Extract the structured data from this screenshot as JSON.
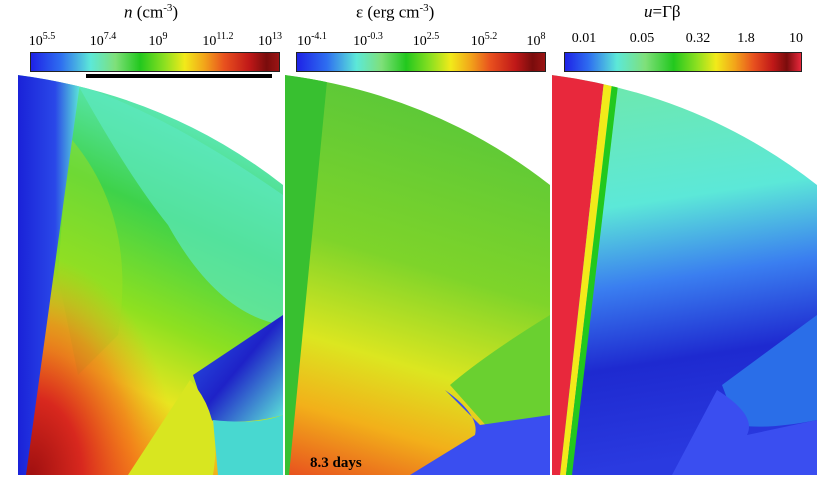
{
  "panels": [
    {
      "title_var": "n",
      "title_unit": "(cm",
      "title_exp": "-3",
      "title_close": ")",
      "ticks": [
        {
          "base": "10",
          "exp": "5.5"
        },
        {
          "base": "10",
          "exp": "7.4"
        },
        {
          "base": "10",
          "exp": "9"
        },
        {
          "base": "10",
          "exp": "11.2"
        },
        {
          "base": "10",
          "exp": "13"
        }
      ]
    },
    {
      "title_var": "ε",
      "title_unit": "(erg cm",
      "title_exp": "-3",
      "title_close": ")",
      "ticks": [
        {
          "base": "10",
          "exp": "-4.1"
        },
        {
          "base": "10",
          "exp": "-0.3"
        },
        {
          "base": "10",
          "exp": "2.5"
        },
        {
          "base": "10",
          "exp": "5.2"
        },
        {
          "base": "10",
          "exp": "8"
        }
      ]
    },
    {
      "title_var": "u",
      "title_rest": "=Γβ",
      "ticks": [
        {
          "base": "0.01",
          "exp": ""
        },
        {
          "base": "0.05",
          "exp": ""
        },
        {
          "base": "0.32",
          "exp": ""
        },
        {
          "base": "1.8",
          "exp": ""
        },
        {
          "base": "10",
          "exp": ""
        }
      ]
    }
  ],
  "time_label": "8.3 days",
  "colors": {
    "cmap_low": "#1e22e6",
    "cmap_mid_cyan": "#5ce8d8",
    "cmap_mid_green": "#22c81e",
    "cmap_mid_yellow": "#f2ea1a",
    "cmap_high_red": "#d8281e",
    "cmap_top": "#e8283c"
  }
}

--------------------------------------------------

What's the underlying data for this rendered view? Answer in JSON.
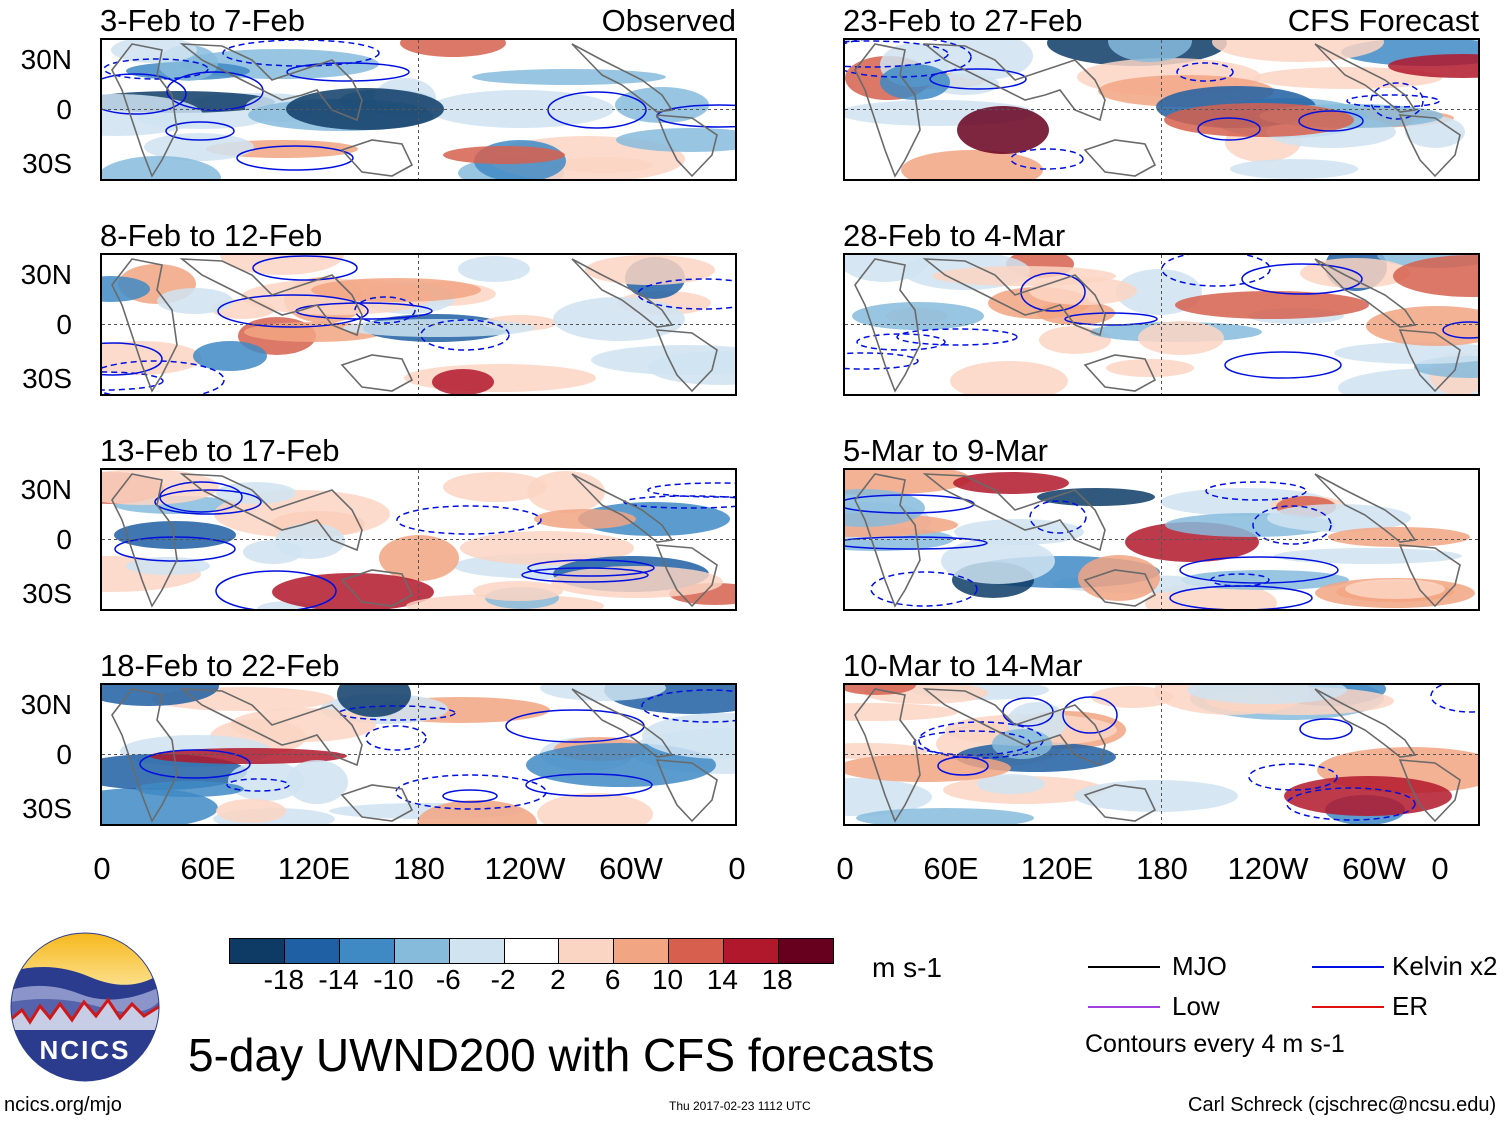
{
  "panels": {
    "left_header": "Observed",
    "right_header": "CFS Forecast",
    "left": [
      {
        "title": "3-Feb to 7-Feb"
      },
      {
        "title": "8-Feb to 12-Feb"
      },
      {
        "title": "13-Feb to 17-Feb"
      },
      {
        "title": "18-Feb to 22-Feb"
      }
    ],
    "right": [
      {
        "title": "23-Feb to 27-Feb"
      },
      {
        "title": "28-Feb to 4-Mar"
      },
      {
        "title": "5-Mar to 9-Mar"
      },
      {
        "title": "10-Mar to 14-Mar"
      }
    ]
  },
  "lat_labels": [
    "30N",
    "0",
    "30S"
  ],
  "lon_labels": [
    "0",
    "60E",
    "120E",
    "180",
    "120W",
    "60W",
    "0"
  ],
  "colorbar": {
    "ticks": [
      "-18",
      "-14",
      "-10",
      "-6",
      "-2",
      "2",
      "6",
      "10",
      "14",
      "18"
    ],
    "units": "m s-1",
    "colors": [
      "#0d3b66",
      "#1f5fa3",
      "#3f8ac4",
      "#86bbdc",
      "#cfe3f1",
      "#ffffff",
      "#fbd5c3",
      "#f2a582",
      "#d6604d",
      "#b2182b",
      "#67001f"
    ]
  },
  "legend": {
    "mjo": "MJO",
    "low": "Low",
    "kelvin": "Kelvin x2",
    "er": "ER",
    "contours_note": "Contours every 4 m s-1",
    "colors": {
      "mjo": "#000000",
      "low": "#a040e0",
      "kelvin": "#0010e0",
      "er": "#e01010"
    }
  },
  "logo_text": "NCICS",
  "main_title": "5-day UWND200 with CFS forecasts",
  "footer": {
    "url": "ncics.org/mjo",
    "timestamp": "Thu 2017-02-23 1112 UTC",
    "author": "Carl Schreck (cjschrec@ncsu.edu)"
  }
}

--------------------------------------------------

> _Exercise_
Using the listing above, return all lines where the word "data" occurs.

> _Solution_
Extract the structured data from this screenshot as JSON.
What's the underlying data for this rendered view? Answer in JSON.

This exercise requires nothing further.